Exactly as written, quote every line that follows, skipping the images.

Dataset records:
◆ ◆ ◆ ◆
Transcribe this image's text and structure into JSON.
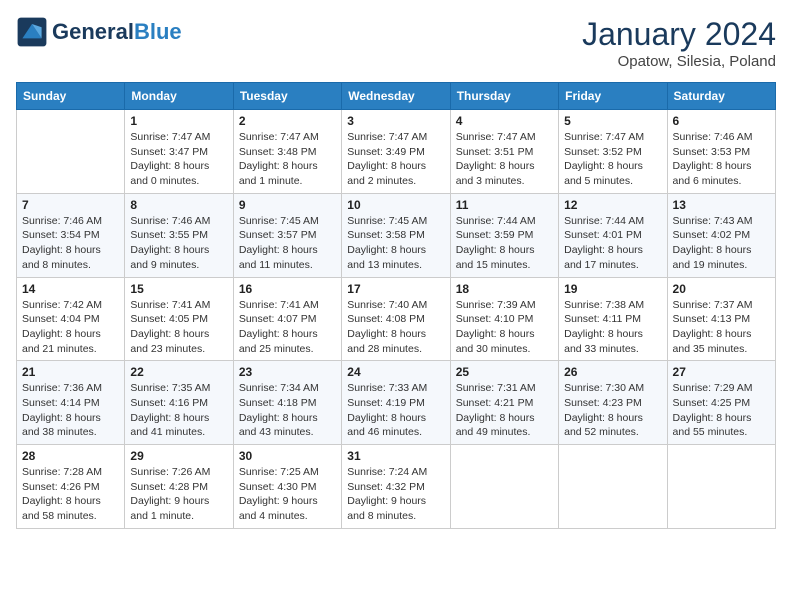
{
  "header": {
    "logo_general": "General",
    "logo_blue": "Blue",
    "month": "January 2024",
    "location": "Opatow, Silesia, Poland"
  },
  "weekdays": [
    "Sunday",
    "Monday",
    "Tuesday",
    "Wednesday",
    "Thursday",
    "Friday",
    "Saturday"
  ],
  "weeks": [
    [
      {
        "day": "",
        "info": ""
      },
      {
        "day": "1",
        "info": "Sunrise: 7:47 AM\nSunset: 3:47 PM\nDaylight: 8 hours\nand 0 minutes."
      },
      {
        "day": "2",
        "info": "Sunrise: 7:47 AM\nSunset: 3:48 PM\nDaylight: 8 hours\nand 1 minute."
      },
      {
        "day": "3",
        "info": "Sunrise: 7:47 AM\nSunset: 3:49 PM\nDaylight: 8 hours\nand 2 minutes."
      },
      {
        "day": "4",
        "info": "Sunrise: 7:47 AM\nSunset: 3:51 PM\nDaylight: 8 hours\nand 3 minutes."
      },
      {
        "day": "5",
        "info": "Sunrise: 7:47 AM\nSunset: 3:52 PM\nDaylight: 8 hours\nand 5 minutes."
      },
      {
        "day": "6",
        "info": "Sunrise: 7:46 AM\nSunset: 3:53 PM\nDaylight: 8 hours\nand 6 minutes."
      }
    ],
    [
      {
        "day": "7",
        "info": "Sunrise: 7:46 AM\nSunset: 3:54 PM\nDaylight: 8 hours\nand 8 minutes."
      },
      {
        "day": "8",
        "info": "Sunrise: 7:46 AM\nSunset: 3:55 PM\nDaylight: 8 hours\nand 9 minutes."
      },
      {
        "day": "9",
        "info": "Sunrise: 7:45 AM\nSunset: 3:57 PM\nDaylight: 8 hours\nand 11 minutes."
      },
      {
        "day": "10",
        "info": "Sunrise: 7:45 AM\nSunset: 3:58 PM\nDaylight: 8 hours\nand 13 minutes."
      },
      {
        "day": "11",
        "info": "Sunrise: 7:44 AM\nSunset: 3:59 PM\nDaylight: 8 hours\nand 15 minutes."
      },
      {
        "day": "12",
        "info": "Sunrise: 7:44 AM\nSunset: 4:01 PM\nDaylight: 8 hours\nand 17 minutes."
      },
      {
        "day": "13",
        "info": "Sunrise: 7:43 AM\nSunset: 4:02 PM\nDaylight: 8 hours\nand 19 minutes."
      }
    ],
    [
      {
        "day": "14",
        "info": "Sunrise: 7:42 AM\nSunset: 4:04 PM\nDaylight: 8 hours\nand 21 minutes."
      },
      {
        "day": "15",
        "info": "Sunrise: 7:41 AM\nSunset: 4:05 PM\nDaylight: 8 hours\nand 23 minutes."
      },
      {
        "day": "16",
        "info": "Sunrise: 7:41 AM\nSunset: 4:07 PM\nDaylight: 8 hours\nand 25 minutes."
      },
      {
        "day": "17",
        "info": "Sunrise: 7:40 AM\nSunset: 4:08 PM\nDaylight: 8 hours\nand 28 minutes."
      },
      {
        "day": "18",
        "info": "Sunrise: 7:39 AM\nSunset: 4:10 PM\nDaylight: 8 hours\nand 30 minutes."
      },
      {
        "day": "19",
        "info": "Sunrise: 7:38 AM\nSunset: 4:11 PM\nDaylight: 8 hours\nand 33 minutes."
      },
      {
        "day": "20",
        "info": "Sunrise: 7:37 AM\nSunset: 4:13 PM\nDaylight: 8 hours\nand 35 minutes."
      }
    ],
    [
      {
        "day": "21",
        "info": "Sunrise: 7:36 AM\nSunset: 4:14 PM\nDaylight: 8 hours\nand 38 minutes."
      },
      {
        "day": "22",
        "info": "Sunrise: 7:35 AM\nSunset: 4:16 PM\nDaylight: 8 hours\nand 41 minutes."
      },
      {
        "day": "23",
        "info": "Sunrise: 7:34 AM\nSunset: 4:18 PM\nDaylight: 8 hours\nand 43 minutes."
      },
      {
        "day": "24",
        "info": "Sunrise: 7:33 AM\nSunset: 4:19 PM\nDaylight: 8 hours\nand 46 minutes."
      },
      {
        "day": "25",
        "info": "Sunrise: 7:31 AM\nSunset: 4:21 PM\nDaylight: 8 hours\nand 49 minutes."
      },
      {
        "day": "26",
        "info": "Sunrise: 7:30 AM\nSunset: 4:23 PM\nDaylight: 8 hours\nand 52 minutes."
      },
      {
        "day": "27",
        "info": "Sunrise: 7:29 AM\nSunset: 4:25 PM\nDaylight: 8 hours\nand 55 minutes."
      }
    ],
    [
      {
        "day": "28",
        "info": "Sunrise: 7:28 AM\nSunset: 4:26 PM\nDaylight: 8 hours\nand 58 minutes."
      },
      {
        "day": "29",
        "info": "Sunrise: 7:26 AM\nSunset: 4:28 PM\nDaylight: 9 hours\nand 1 minute."
      },
      {
        "day": "30",
        "info": "Sunrise: 7:25 AM\nSunset: 4:30 PM\nDaylight: 9 hours\nand 4 minutes."
      },
      {
        "day": "31",
        "info": "Sunrise: 7:24 AM\nSunset: 4:32 PM\nDaylight: 9 hours\nand 8 minutes."
      },
      {
        "day": "",
        "info": ""
      },
      {
        "day": "",
        "info": ""
      },
      {
        "day": "",
        "info": ""
      }
    ]
  ]
}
◆ ◆ ◆ ◆
--- Response to the task ---
Transcribe this image's text and structure into JSON.
{
  "header": {
    "logo_general": "General",
    "logo_blue": "Blue",
    "month": "January 2024",
    "location": "Opatow, Silesia, Poland"
  },
  "weekdays": [
    "Sunday",
    "Monday",
    "Tuesday",
    "Wednesday",
    "Thursday",
    "Friday",
    "Saturday"
  ],
  "weeks": [
    [
      {
        "day": "",
        "info": ""
      },
      {
        "day": "1",
        "info": "Sunrise: 7:47 AM\nSunset: 3:47 PM\nDaylight: 8 hours\nand 0 minutes."
      },
      {
        "day": "2",
        "info": "Sunrise: 7:47 AM\nSunset: 3:48 PM\nDaylight: 8 hours\nand 1 minute."
      },
      {
        "day": "3",
        "info": "Sunrise: 7:47 AM\nSunset: 3:49 PM\nDaylight: 8 hours\nand 2 minutes."
      },
      {
        "day": "4",
        "info": "Sunrise: 7:47 AM\nSunset: 3:51 PM\nDaylight: 8 hours\nand 3 minutes."
      },
      {
        "day": "5",
        "info": "Sunrise: 7:47 AM\nSunset: 3:52 PM\nDaylight: 8 hours\nand 5 minutes."
      },
      {
        "day": "6",
        "info": "Sunrise: 7:46 AM\nSunset: 3:53 PM\nDaylight: 8 hours\nand 6 minutes."
      }
    ],
    [
      {
        "day": "7",
        "info": "Sunrise: 7:46 AM\nSunset: 3:54 PM\nDaylight: 8 hours\nand 8 minutes."
      },
      {
        "day": "8",
        "info": "Sunrise: 7:46 AM\nSunset: 3:55 PM\nDaylight: 8 hours\nand 9 minutes."
      },
      {
        "day": "9",
        "info": "Sunrise: 7:45 AM\nSunset: 3:57 PM\nDaylight: 8 hours\nand 11 minutes."
      },
      {
        "day": "10",
        "info": "Sunrise: 7:45 AM\nSunset: 3:58 PM\nDaylight: 8 hours\nand 13 minutes."
      },
      {
        "day": "11",
        "info": "Sunrise: 7:44 AM\nSunset: 3:59 PM\nDaylight: 8 hours\nand 15 minutes."
      },
      {
        "day": "12",
        "info": "Sunrise: 7:44 AM\nSunset: 4:01 PM\nDaylight: 8 hours\nand 17 minutes."
      },
      {
        "day": "13",
        "info": "Sunrise: 7:43 AM\nSunset: 4:02 PM\nDaylight: 8 hours\nand 19 minutes."
      }
    ],
    [
      {
        "day": "14",
        "info": "Sunrise: 7:42 AM\nSunset: 4:04 PM\nDaylight: 8 hours\nand 21 minutes."
      },
      {
        "day": "15",
        "info": "Sunrise: 7:41 AM\nSunset: 4:05 PM\nDaylight: 8 hours\nand 23 minutes."
      },
      {
        "day": "16",
        "info": "Sunrise: 7:41 AM\nSunset: 4:07 PM\nDaylight: 8 hours\nand 25 minutes."
      },
      {
        "day": "17",
        "info": "Sunrise: 7:40 AM\nSunset: 4:08 PM\nDaylight: 8 hours\nand 28 minutes."
      },
      {
        "day": "18",
        "info": "Sunrise: 7:39 AM\nSunset: 4:10 PM\nDaylight: 8 hours\nand 30 minutes."
      },
      {
        "day": "19",
        "info": "Sunrise: 7:38 AM\nSunset: 4:11 PM\nDaylight: 8 hours\nand 33 minutes."
      },
      {
        "day": "20",
        "info": "Sunrise: 7:37 AM\nSunset: 4:13 PM\nDaylight: 8 hours\nand 35 minutes."
      }
    ],
    [
      {
        "day": "21",
        "info": "Sunrise: 7:36 AM\nSunset: 4:14 PM\nDaylight: 8 hours\nand 38 minutes."
      },
      {
        "day": "22",
        "info": "Sunrise: 7:35 AM\nSunset: 4:16 PM\nDaylight: 8 hours\nand 41 minutes."
      },
      {
        "day": "23",
        "info": "Sunrise: 7:34 AM\nSunset: 4:18 PM\nDaylight: 8 hours\nand 43 minutes."
      },
      {
        "day": "24",
        "info": "Sunrise: 7:33 AM\nSunset: 4:19 PM\nDaylight: 8 hours\nand 46 minutes."
      },
      {
        "day": "25",
        "info": "Sunrise: 7:31 AM\nSunset: 4:21 PM\nDaylight: 8 hours\nand 49 minutes."
      },
      {
        "day": "26",
        "info": "Sunrise: 7:30 AM\nSunset: 4:23 PM\nDaylight: 8 hours\nand 52 minutes."
      },
      {
        "day": "27",
        "info": "Sunrise: 7:29 AM\nSunset: 4:25 PM\nDaylight: 8 hours\nand 55 minutes."
      }
    ],
    [
      {
        "day": "28",
        "info": "Sunrise: 7:28 AM\nSunset: 4:26 PM\nDaylight: 8 hours\nand 58 minutes."
      },
      {
        "day": "29",
        "info": "Sunrise: 7:26 AM\nSunset: 4:28 PM\nDaylight: 9 hours\nand 1 minute."
      },
      {
        "day": "30",
        "info": "Sunrise: 7:25 AM\nSunset: 4:30 PM\nDaylight: 9 hours\nand 4 minutes."
      },
      {
        "day": "31",
        "info": "Sunrise: 7:24 AM\nSunset: 4:32 PM\nDaylight: 9 hours\nand 8 minutes."
      },
      {
        "day": "",
        "info": ""
      },
      {
        "day": "",
        "info": ""
      },
      {
        "day": "",
        "info": ""
      }
    ]
  ]
}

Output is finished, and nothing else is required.